Output only the count of lines that contain "Normal".

(Figure contents as structured data)
══════

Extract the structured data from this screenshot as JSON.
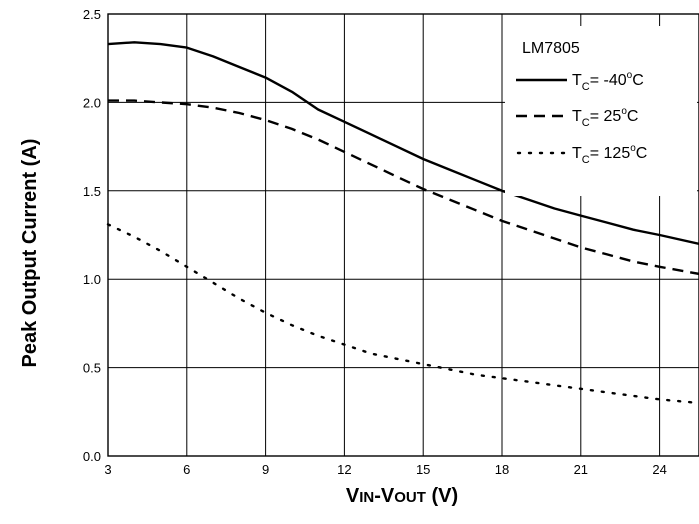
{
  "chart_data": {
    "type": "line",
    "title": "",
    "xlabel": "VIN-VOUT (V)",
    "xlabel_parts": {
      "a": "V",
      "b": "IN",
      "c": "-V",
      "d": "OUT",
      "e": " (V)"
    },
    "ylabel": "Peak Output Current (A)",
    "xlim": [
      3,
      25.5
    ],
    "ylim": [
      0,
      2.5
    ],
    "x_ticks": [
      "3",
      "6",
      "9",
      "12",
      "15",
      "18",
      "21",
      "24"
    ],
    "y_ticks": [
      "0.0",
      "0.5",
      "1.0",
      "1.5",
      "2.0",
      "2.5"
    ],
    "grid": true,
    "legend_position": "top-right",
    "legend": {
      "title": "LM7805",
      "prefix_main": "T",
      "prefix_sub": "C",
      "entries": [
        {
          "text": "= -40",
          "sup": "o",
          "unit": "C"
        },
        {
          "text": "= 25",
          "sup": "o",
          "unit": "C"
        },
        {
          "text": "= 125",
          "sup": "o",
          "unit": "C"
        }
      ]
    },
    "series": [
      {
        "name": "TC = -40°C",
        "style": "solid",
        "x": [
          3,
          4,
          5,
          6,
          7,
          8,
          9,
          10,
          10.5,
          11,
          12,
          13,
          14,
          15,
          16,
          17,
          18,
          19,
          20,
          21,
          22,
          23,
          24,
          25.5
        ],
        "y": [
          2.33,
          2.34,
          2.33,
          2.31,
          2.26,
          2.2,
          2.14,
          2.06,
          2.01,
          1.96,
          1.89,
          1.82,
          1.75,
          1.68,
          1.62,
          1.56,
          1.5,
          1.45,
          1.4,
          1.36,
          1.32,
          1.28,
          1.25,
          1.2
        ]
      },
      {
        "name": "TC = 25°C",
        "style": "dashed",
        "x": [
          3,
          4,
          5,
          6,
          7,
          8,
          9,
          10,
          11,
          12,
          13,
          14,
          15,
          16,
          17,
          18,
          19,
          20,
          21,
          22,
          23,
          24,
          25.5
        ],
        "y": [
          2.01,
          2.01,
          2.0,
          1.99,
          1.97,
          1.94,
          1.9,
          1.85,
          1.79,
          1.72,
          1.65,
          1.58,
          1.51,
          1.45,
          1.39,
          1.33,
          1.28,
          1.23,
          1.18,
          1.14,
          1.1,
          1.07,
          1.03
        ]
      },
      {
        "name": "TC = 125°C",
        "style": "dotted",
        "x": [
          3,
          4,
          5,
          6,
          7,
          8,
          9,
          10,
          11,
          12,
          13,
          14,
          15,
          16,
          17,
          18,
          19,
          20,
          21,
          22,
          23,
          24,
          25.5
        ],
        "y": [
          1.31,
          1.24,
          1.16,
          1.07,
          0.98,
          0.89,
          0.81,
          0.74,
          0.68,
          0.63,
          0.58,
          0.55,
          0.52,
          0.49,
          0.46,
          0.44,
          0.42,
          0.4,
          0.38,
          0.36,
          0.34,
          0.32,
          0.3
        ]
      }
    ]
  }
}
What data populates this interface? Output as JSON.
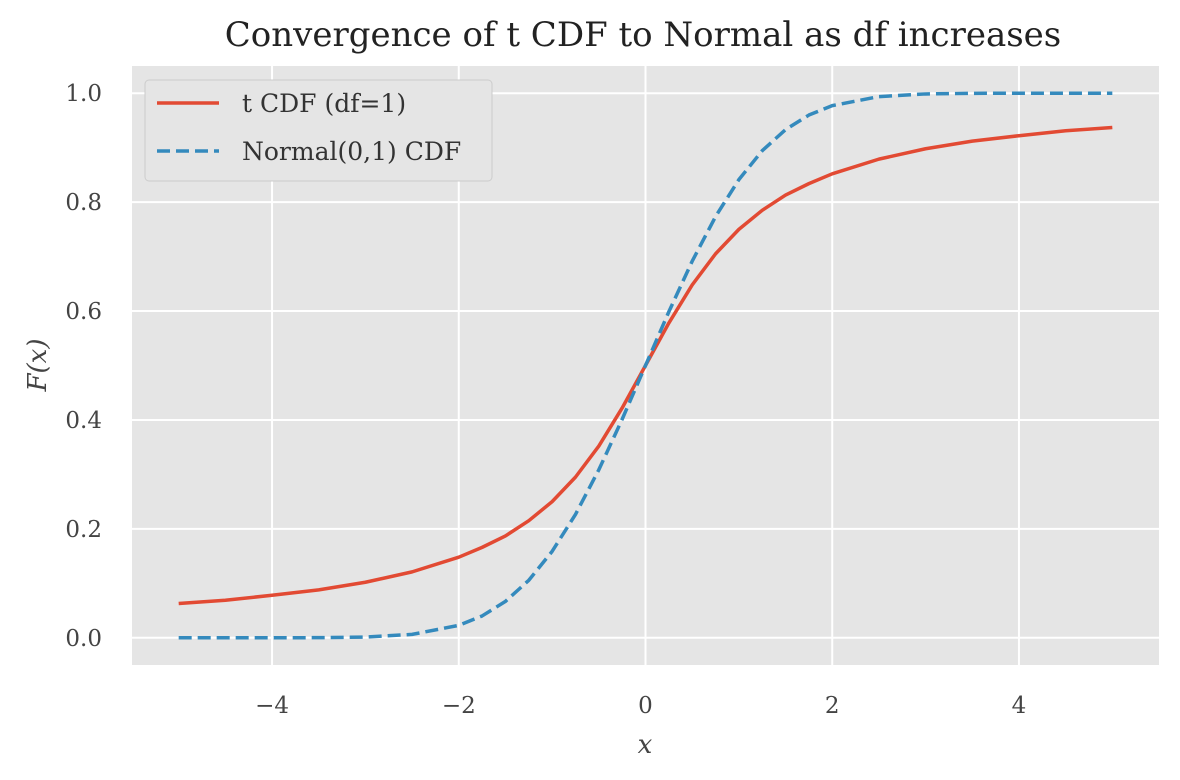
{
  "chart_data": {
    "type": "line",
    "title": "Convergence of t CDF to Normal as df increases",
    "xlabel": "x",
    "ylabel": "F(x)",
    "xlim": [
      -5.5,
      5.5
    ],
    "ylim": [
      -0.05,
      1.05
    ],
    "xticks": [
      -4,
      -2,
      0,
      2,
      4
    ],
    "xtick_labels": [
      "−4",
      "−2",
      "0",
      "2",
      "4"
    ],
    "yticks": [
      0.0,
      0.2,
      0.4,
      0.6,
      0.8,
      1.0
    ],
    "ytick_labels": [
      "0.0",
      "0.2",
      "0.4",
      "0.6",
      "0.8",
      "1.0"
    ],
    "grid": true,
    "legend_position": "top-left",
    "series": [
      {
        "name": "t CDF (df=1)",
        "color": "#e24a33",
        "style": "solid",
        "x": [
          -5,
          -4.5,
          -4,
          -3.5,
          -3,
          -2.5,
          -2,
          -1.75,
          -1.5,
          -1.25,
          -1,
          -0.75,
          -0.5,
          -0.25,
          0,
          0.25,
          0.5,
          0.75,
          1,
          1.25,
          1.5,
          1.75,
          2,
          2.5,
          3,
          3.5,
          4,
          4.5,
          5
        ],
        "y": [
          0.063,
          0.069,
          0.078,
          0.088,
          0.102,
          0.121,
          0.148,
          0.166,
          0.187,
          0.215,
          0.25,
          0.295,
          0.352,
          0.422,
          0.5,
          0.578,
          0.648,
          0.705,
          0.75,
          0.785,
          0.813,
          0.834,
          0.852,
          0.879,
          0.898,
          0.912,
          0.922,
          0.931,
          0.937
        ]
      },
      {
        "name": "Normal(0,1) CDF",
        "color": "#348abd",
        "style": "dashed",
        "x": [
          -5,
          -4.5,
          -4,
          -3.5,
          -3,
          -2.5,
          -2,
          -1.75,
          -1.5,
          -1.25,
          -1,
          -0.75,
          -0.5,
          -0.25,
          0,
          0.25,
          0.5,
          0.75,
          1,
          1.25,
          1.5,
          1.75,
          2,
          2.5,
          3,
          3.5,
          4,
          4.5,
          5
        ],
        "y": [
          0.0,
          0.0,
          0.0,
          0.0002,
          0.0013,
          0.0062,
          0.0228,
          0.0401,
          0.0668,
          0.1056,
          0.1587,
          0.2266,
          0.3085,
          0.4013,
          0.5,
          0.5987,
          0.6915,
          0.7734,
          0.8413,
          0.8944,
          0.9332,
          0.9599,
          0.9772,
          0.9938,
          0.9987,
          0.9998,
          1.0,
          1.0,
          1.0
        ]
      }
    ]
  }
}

══════

=== Written response ===
2